Work to do: Reproduce each of the rows below character for character, keeping their order and leaving nothing out.
┌──
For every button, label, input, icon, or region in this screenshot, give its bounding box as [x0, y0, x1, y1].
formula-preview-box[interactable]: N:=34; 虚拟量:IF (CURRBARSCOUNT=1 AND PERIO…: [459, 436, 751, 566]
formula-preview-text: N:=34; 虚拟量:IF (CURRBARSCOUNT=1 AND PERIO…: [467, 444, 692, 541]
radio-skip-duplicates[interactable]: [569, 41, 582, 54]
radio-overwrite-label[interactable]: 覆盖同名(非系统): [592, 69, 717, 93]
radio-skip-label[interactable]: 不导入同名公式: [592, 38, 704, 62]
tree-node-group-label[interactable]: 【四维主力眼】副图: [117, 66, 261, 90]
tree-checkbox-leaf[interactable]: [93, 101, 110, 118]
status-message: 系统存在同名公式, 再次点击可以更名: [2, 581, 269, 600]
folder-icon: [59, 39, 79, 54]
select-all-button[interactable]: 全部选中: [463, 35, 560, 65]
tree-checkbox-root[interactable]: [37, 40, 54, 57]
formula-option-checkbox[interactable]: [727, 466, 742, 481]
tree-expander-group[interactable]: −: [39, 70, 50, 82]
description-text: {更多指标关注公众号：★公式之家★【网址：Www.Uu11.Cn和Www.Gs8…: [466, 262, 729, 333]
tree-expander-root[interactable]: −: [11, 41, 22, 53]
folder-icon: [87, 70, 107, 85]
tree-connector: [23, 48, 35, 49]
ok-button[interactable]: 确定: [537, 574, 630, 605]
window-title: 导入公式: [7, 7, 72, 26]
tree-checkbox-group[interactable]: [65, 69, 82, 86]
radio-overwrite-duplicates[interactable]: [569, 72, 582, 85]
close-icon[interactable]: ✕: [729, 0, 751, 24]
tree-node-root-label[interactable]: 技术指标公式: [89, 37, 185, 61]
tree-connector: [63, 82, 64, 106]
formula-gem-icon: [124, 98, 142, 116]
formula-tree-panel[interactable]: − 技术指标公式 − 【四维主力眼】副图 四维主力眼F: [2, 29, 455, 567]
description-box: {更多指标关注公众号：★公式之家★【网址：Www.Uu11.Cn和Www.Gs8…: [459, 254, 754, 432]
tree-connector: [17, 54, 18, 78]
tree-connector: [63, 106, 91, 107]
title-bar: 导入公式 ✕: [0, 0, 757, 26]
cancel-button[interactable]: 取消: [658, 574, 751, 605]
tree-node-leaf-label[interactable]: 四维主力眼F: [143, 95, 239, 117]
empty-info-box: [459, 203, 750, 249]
└──
Result:
For every button, label, input, icon, or region in this screenshot, give its bounding box as [x0, y0, x1, y1].
formula-preview-box[interactable]: N:=34; 虚拟量:IF (CURRBARSCOUNT=1 AND PERIO…: [459, 436, 751, 566]
formula-preview-text: N:=34; 虚拟量:IF (CURRBARSCOUNT=1 AND PERIO…: [467, 444, 692, 541]
radio-skip-duplicates[interactable]: [569, 41, 582, 54]
radio-overwrite-label[interactable]: 覆盖同名(非系统): [592, 69, 717, 93]
radio-skip-label[interactable]: 不导入同名公式: [592, 38, 704, 62]
tree-node-group-label[interactable]: 【四维主力眼】副图: [117, 66, 261, 90]
tree-checkbox-leaf[interactable]: [93, 101, 110, 118]
status-message: 系统存在同名公式, 再次点击可以更名: [2, 581, 269, 600]
folder-icon: [59, 39, 79, 54]
select-all-button[interactable]: 全部选中: [463, 35, 560, 65]
tree-checkbox-root[interactable]: [37, 40, 54, 57]
formula-option-checkbox[interactable]: [727, 466, 742, 481]
tree-expander-group[interactable]: −: [39, 70, 50, 82]
description-text: {更多指标关注公众号：★公式之家★【网址：Www.Uu11.Cn和Www.Gs8…: [466, 262, 729, 333]
tree-expander-root[interactable]: −: [11, 41, 22, 53]
folder-icon: [87, 70, 107, 85]
tree-connector: [23, 48, 35, 49]
ok-button[interactable]: 确定: [537, 574, 630, 605]
window-title: 导入公式: [7, 7, 72, 26]
tree-checkbox-group[interactable]: [65, 69, 82, 86]
radio-overwrite-duplicates[interactable]: [569, 72, 582, 85]
close-icon[interactable]: ✕: [729, 0, 751, 24]
tree-node-root-label[interactable]: 技术指标公式: [89, 37, 185, 61]
tree-connector: [63, 82, 64, 106]
formula-gem-icon: [124, 98, 142, 116]
formula-tree-panel[interactable]: − 技术指标公式 − 【四维主力眼】副图 四维主力眼F: [2, 29, 455, 567]
description-box: {更多指标关注公众号：★公式之家★【网址：Www.Uu11.Cn和Www.Gs8…: [459, 254, 754, 432]
tree-connector: [17, 54, 18, 78]
tree-connector: [63, 106, 91, 107]
title-bar: 导入公式 ✕: [0, 0, 757, 26]
cancel-button[interactable]: 取消: [658, 574, 751, 605]
tree-node-leaf-label[interactable]: 四维主力眼F: [143, 95, 239, 117]
empty-info-box: [459, 203, 750, 249]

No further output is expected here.